» Set task
Collect the lines of the entries where "clicked" shows up.

» Dataset content

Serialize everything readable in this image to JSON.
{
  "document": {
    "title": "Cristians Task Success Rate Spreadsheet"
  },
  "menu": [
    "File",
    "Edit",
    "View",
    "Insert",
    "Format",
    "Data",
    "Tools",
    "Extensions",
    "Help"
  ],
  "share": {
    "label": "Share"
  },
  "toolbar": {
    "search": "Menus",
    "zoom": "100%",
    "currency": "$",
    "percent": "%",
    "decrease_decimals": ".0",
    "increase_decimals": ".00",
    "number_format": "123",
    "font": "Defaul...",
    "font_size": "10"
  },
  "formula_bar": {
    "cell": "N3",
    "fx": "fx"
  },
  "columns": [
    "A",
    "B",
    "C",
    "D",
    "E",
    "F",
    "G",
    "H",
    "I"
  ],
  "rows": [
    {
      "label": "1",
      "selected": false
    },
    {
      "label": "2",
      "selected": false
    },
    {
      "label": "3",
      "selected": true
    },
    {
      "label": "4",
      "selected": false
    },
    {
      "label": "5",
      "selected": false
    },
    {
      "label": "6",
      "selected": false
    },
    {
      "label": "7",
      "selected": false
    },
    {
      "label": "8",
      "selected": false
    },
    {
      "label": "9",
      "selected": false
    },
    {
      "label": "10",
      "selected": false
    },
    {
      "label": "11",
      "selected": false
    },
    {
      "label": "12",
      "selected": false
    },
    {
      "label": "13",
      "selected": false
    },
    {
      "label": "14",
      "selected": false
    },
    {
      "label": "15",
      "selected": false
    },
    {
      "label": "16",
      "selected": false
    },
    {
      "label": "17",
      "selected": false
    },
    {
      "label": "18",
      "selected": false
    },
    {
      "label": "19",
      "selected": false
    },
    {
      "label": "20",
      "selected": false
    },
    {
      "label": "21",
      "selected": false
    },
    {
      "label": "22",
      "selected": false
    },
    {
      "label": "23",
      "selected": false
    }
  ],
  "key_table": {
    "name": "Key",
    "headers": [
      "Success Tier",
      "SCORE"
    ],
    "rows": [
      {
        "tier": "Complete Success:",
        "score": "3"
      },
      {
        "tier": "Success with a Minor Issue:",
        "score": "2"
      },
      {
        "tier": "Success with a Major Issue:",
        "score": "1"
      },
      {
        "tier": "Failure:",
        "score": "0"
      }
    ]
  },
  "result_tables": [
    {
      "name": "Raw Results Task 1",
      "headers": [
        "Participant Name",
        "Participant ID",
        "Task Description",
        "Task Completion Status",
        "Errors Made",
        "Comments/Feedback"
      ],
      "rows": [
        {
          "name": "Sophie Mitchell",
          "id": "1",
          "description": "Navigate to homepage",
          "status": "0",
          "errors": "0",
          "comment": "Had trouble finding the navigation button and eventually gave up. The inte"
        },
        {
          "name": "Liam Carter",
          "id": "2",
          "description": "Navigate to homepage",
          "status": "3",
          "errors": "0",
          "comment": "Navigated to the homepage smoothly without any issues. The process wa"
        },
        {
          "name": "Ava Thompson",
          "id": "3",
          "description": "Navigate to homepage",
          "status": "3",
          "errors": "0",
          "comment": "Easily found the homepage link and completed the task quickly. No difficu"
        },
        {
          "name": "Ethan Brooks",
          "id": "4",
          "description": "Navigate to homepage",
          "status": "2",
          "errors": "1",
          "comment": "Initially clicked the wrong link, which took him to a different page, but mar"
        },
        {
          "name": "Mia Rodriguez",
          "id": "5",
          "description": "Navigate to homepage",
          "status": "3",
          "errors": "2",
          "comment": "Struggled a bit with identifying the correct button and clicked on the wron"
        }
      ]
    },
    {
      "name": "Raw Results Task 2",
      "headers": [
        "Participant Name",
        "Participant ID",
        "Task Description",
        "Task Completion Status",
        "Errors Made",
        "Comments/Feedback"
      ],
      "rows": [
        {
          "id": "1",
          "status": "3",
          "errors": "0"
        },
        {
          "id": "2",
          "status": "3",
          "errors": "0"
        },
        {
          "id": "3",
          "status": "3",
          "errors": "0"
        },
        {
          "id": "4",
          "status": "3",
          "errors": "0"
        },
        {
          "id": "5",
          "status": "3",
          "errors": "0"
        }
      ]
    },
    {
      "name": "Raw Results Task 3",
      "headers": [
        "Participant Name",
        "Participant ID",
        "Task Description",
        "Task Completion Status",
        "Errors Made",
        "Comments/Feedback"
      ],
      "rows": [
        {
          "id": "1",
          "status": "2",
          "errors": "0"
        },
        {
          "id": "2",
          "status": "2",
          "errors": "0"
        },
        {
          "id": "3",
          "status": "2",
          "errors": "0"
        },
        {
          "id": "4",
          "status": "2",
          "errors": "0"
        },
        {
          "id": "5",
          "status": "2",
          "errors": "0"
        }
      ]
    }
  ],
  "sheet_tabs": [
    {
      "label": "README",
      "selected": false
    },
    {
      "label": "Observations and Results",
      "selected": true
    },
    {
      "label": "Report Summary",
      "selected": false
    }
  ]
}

» Task output
          "comment": "Initially clicked the wrong link, which took him to a different page, but mar"
          "comment": "Struggled a bit with identifying the correct button and clicked on the wron"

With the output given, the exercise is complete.